Material provided
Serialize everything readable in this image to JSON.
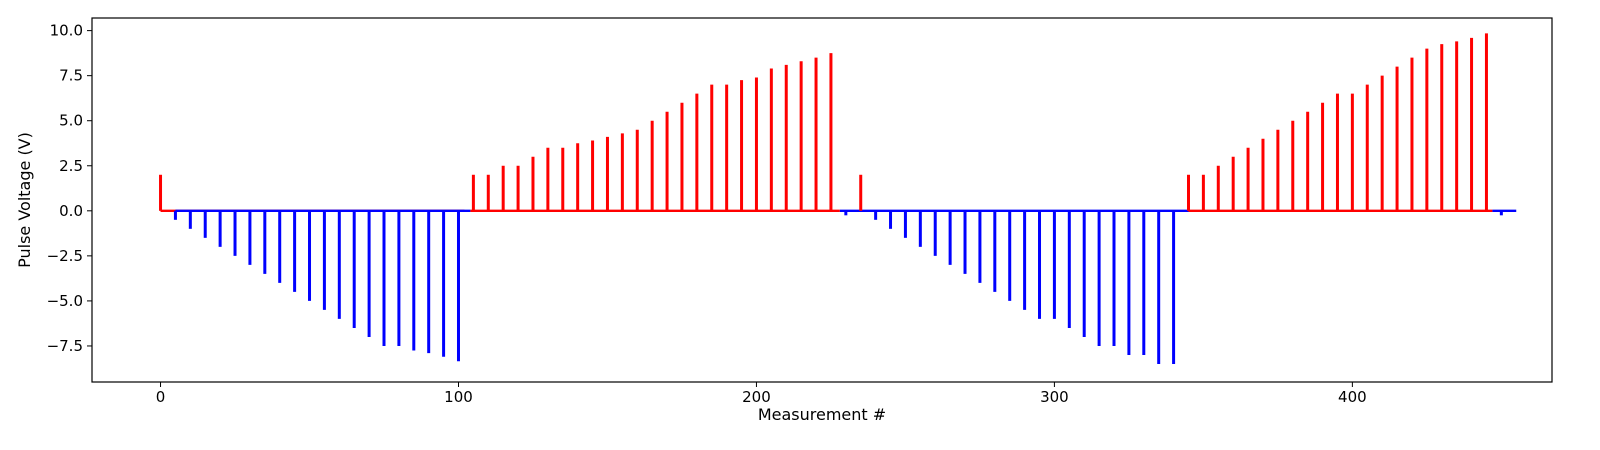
{
  "chart_data": {
    "type": "bar",
    "title": "",
    "xlabel": "Measurement #",
    "ylabel": "Pulse Voltage (V)",
    "xlim": [
      -23,
      467
    ],
    "ylim": [
      -9.5,
      10.7
    ],
    "xticks": [
      0,
      100,
      200,
      300,
      400
    ],
    "xtick_labels": [
      "0",
      "100",
      "200",
      "300",
      "400"
    ],
    "yticks": [
      -7.5,
      -5.0,
      -2.5,
      0.0,
      2.5,
      5.0,
      7.5,
      10.0
    ],
    "ytick_labels": [
      "−7.5",
      "−5.0",
      "−2.5",
      "0.0",
      "2.5",
      "5.0",
      "7.5",
      "10.0"
    ],
    "grid": false,
    "colors": {
      "positive": "#ff0000",
      "negative": "#0000ff",
      "axes": "#000000"
    },
    "baseline": {
      "segments": [
        {
          "x": [
            0,
            102
          ],
          "color": "#ff0000"
        },
        {
          "x": [
            5,
            104
          ],
          "color": "#0000ff"
        },
        {
          "x": [
            104,
            228
          ],
          "color": "#ff0000"
        },
        {
          "x": [
            228,
            345
          ],
          "color": "#0000ff"
        },
        {
          "x": [
            345,
            447
          ],
          "color": "#ff0000"
        },
        {
          "x": [
            447,
            455
          ],
          "color": "#0000ff"
        }
      ]
    },
    "series": [
      {
        "sign": "positive",
        "color": "#ff0000",
        "x": [
          0,
          105,
          110,
          115,
          120,
          125,
          130,
          135,
          140,
          145,
          150,
          155,
          160,
          165,
          170,
          175,
          180,
          185,
          190,
          195,
          200,
          205,
          210,
          215,
          220,
          225,
          235,
          345,
          350,
          355,
          360,
          365,
          370,
          375,
          380,
          385,
          390,
          395,
          400,
          405,
          410,
          415,
          420,
          425,
          430,
          435,
          440,
          445
        ],
        "values": [
          2.0,
          2.0,
          2.0,
          2.5,
          2.5,
          3.0,
          3.5,
          3.5,
          3.75,
          3.9,
          4.1,
          4.3,
          4.5,
          5.0,
          5.5,
          6.0,
          6.5,
          7.0,
          7.0,
          7.25,
          7.4,
          7.9,
          8.1,
          8.3,
          8.5,
          8.75,
          2.0,
          2.0,
          2.0,
          2.5,
          3.0,
          3.5,
          4.0,
          4.5,
          5.0,
          5.5,
          6.0,
          6.5,
          6.5,
          7.0,
          7.5,
          8.0,
          8.5,
          9.0,
          9.25,
          9.4,
          9.6,
          9.85
        ]
      },
      {
        "sign": "negative",
        "color": "#0000ff",
        "x": [
          5,
          10,
          15,
          20,
          25,
          30,
          35,
          40,
          45,
          50,
          55,
          60,
          65,
          70,
          75,
          80,
          85,
          90,
          95,
          100,
          230,
          240,
          245,
          250,
          255,
          260,
          265,
          270,
          275,
          280,
          285,
          290,
          295,
          300,
          305,
          310,
          315,
          320,
          325,
          330,
          335,
          340,
          450
        ],
        "values": [
          -0.5,
          -1.0,
          -1.5,
          -2.0,
          -2.5,
          -3.0,
          -3.5,
          -4.0,
          -4.5,
          -5.0,
          -5.5,
          -6.0,
          -6.5,
          -7.0,
          -7.5,
          -7.5,
          -7.75,
          -7.9,
          -8.1,
          -8.35,
          -0.25,
          -0.5,
          -1.0,
          -1.5,
          -2.0,
          -2.5,
          -3.0,
          -3.5,
          -4.0,
          -4.5,
          -5.0,
          -5.5,
          -6.0,
          -6.0,
          -6.5,
          -7.0,
          -7.5,
          -7.5,
          -8.0,
          -8.0,
          -8.5,
          -8.5,
          -0.25
        ]
      }
    ]
  }
}
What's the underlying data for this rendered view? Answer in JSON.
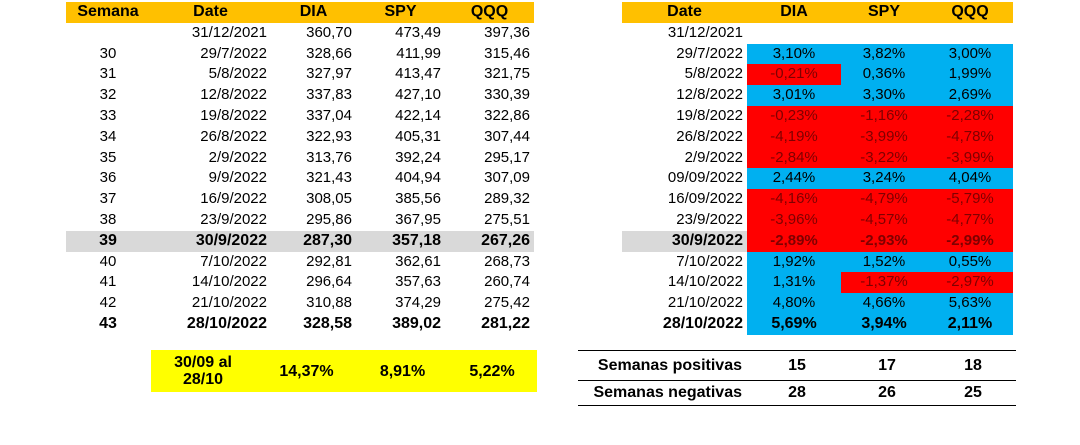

Task description
Scan the records above for the string "JSON", then report every line that contains it.

Solution below
Serialize everything readable in this image to JSON.
What's the underlying data for this rendered view? Answer in JSON.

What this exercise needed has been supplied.